The records below must be copied in full; omit the images.
** Begin Dataset entries **
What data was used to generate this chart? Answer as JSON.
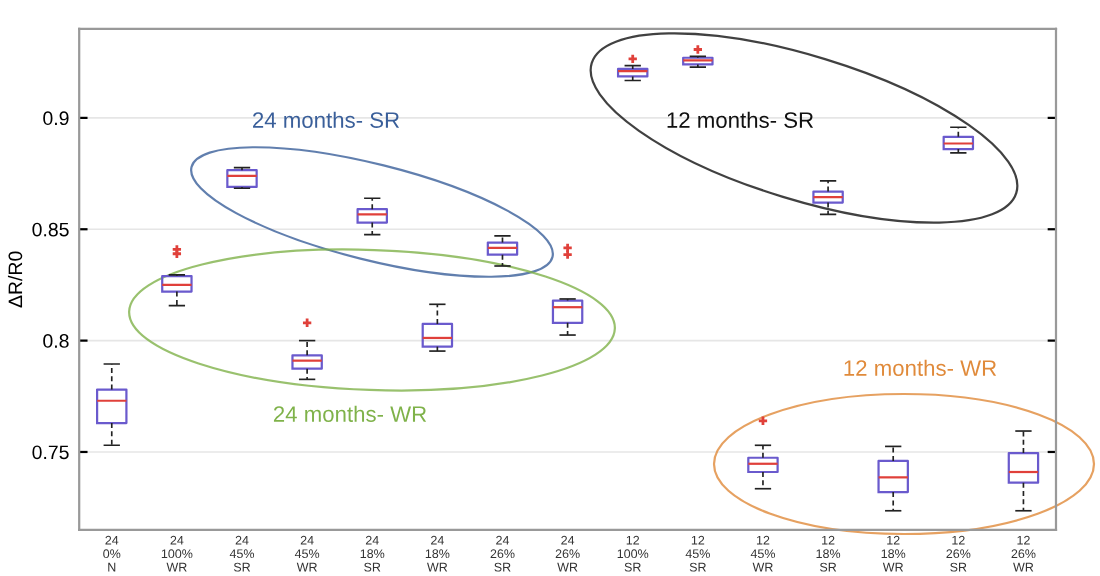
{
  "chart_data": {
    "type": "box",
    "ylabel": "ΔR/R0",
    "categories": [
      "24\n0%\nN",
      "24\n100%\nWR",
      "24\n45%\nSR",
      "24\n45%\nWR",
      "24\n18%\nSR",
      "24\n18%\nWR",
      "24\n26%\nSR",
      "24\n26%\nWR",
      "12\n100%\nSR",
      "12\n45%\nSR",
      "12\n45%\nWR",
      "12\n18%\nSR",
      "12\n18%\nWR",
      "12\n26%\nSR",
      "12\n26%\nWR"
    ],
    "boxes": [
      {
        "low": 0.753,
        "q1": 0.763,
        "median": 0.773,
        "q3": 0.778,
        "high": 0.7895
      },
      {
        "low": 0.8157,
        "q1": 0.822,
        "median": 0.825,
        "q3": 0.829,
        "high": 0.8295,
        "outliers": [
          0.841,
          0.839
        ]
      },
      {
        "low": 0.8684,
        "q1": 0.869,
        "median": 0.874,
        "q3": 0.8765,
        "high": 0.8777
      },
      {
        "low": 0.7826,
        "q1": 0.7874,
        "median": 0.791,
        "q3": 0.7934,
        "high": 0.8,
        "outliers": [
          0.808
        ]
      },
      {
        "low": 0.8476,
        "q1": 0.853,
        "median": 0.8567,
        "q3": 0.859,
        "high": 0.8639
      },
      {
        "low": 0.7953,
        "q1": 0.7973,
        "median": 0.8012,
        "q3": 0.8075,
        "high": 0.8163
      },
      {
        "low": 0.8335,
        "q1": 0.8386,
        "median": 0.8416,
        "q3": 0.844,
        "high": 0.847
      },
      {
        "low": 0.8025,
        "q1": 0.808,
        "median": 0.815,
        "q3": 0.818,
        "high": 0.8187,
        "outliers": [
          0.8416,
          0.8386
        ]
      },
      {
        "low": 0.9168,
        "q1": 0.9186,
        "median": 0.921,
        "q3": 0.922,
        "high": 0.9235,
        "outliers": [
          0.9265
        ]
      },
      {
        "low": 0.9228,
        "q1": 0.924,
        "median": 0.9258,
        "q3": 0.927,
        "high": 0.9276,
        "outliers": [
          0.9307
        ]
      },
      {
        "low": 0.7335,
        "q1": 0.741,
        "median": 0.7447,
        "q3": 0.7474,
        "high": 0.753,
        "outliers": [
          0.764
        ]
      },
      {
        "low": 0.8567,
        "q1": 0.862,
        "median": 0.8644,
        "q3": 0.8669,
        "high": 0.8717
      },
      {
        "low": 0.7236,
        "q1": 0.732,
        "median": 0.7386,
        "q3": 0.746,
        "high": 0.7525
      },
      {
        "low": 0.8843,
        "q1": 0.886,
        "median": 0.8885,
        "q3": 0.8915,
        "high": 0.8958
      },
      {
        "low": 0.7236,
        "q1": 0.7362,
        "median": 0.741,
        "q3": 0.7495,
        "high": 0.7594
      }
    ],
    "color": "#6a5acd",
    "ylim": [
      0.715,
      0.94
    ],
    "yticks": [
      0.75,
      0.8,
      0.85,
      0.9
    ],
    "grid": "y",
    "annotations": [
      "24 months- SR",
      "12 months- SR",
      "24 months- WR",
      "12 months- WR"
    ]
  }
}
** End Dataset entries **
_Answer for this exercise:_
What data was used to generate this chart? Answer as JSON.
{
  "chart_data": {
    "type": "box",
    "ylabel": "ΔR/R0",
    "categories": [
      "24\n0%\nN",
      "24\n100%\nWR",
      "24\n45%\nSR",
      "24\n45%\nWR",
      "24\n18%\nSR",
      "24\n18%\nWR",
      "24\n26%\nSR",
      "24\n26%\nWR",
      "12\n100%\nSR",
      "12\n45%\nSR",
      "12\n45%\nWR",
      "12\n18%\nSR",
      "12\n18%\nWR",
      "12\n26%\nSR",
      "12\n26%\nWR"
    ],
    "boxes": [
      {
        "low": 0.753,
        "q1": 0.763,
        "median": 0.773,
        "q3": 0.778,
        "high": 0.7895
      },
      {
        "low": 0.8157,
        "q1": 0.822,
        "median": 0.825,
        "q3": 0.829,
        "high": 0.8295,
        "outliers": [
          0.841,
          0.839
        ]
      },
      {
        "low": 0.8684,
        "q1": 0.869,
        "median": 0.874,
        "q3": 0.8765,
        "high": 0.8777
      },
      {
        "low": 0.7826,
        "q1": 0.7874,
        "median": 0.791,
        "q3": 0.7934,
        "high": 0.8,
        "outliers": [
          0.808
        ]
      },
      {
        "low": 0.8476,
        "q1": 0.853,
        "median": 0.8567,
        "q3": 0.859,
        "high": 0.8639
      },
      {
        "low": 0.7953,
        "q1": 0.7973,
        "median": 0.8012,
        "q3": 0.8075,
        "high": 0.8163
      },
      {
        "low": 0.8335,
        "q1": 0.8386,
        "median": 0.8416,
        "q3": 0.844,
        "high": 0.847
      },
      {
        "low": 0.8025,
        "q1": 0.808,
        "median": 0.815,
        "q3": 0.818,
        "high": 0.8187,
        "outliers": [
          0.8416,
          0.8386
        ]
      },
      {
        "low": 0.9168,
        "q1": 0.9186,
        "median": 0.921,
        "q3": 0.922,
        "high": 0.9235,
        "outliers": [
          0.9265
        ]
      },
      {
        "low": 0.9228,
        "q1": 0.924,
        "median": 0.9258,
        "q3": 0.927,
        "high": 0.9276,
        "outliers": [
          0.9307
        ]
      },
      {
        "low": 0.7335,
        "q1": 0.741,
        "median": 0.7447,
        "q3": 0.7474,
        "high": 0.753,
        "outliers": [
          0.764
        ]
      },
      {
        "low": 0.8567,
        "q1": 0.862,
        "median": 0.8644,
        "q3": 0.8669,
        "high": 0.8717
      },
      {
        "low": 0.7236,
        "q1": 0.732,
        "median": 0.7386,
        "q3": 0.746,
        "high": 0.7525
      },
      {
        "low": 0.8843,
        "q1": 0.886,
        "median": 0.8885,
        "q3": 0.8915,
        "high": 0.8958
      },
      {
        "low": 0.7236,
        "q1": 0.7362,
        "median": 0.741,
        "q3": 0.7495,
        "high": 0.7594
      }
    ],
    "color": "#6a5acd",
    "ylim": [
      0.715,
      0.94
    ],
    "yticks": [
      0.75,
      0.8,
      0.85,
      0.9
    ],
    "grid": "y",
    "annotations": [
      "24 months- SR",
      "12 months- SR",
      "24 months- WR",
      "12 months- WR"
    ]
  }
}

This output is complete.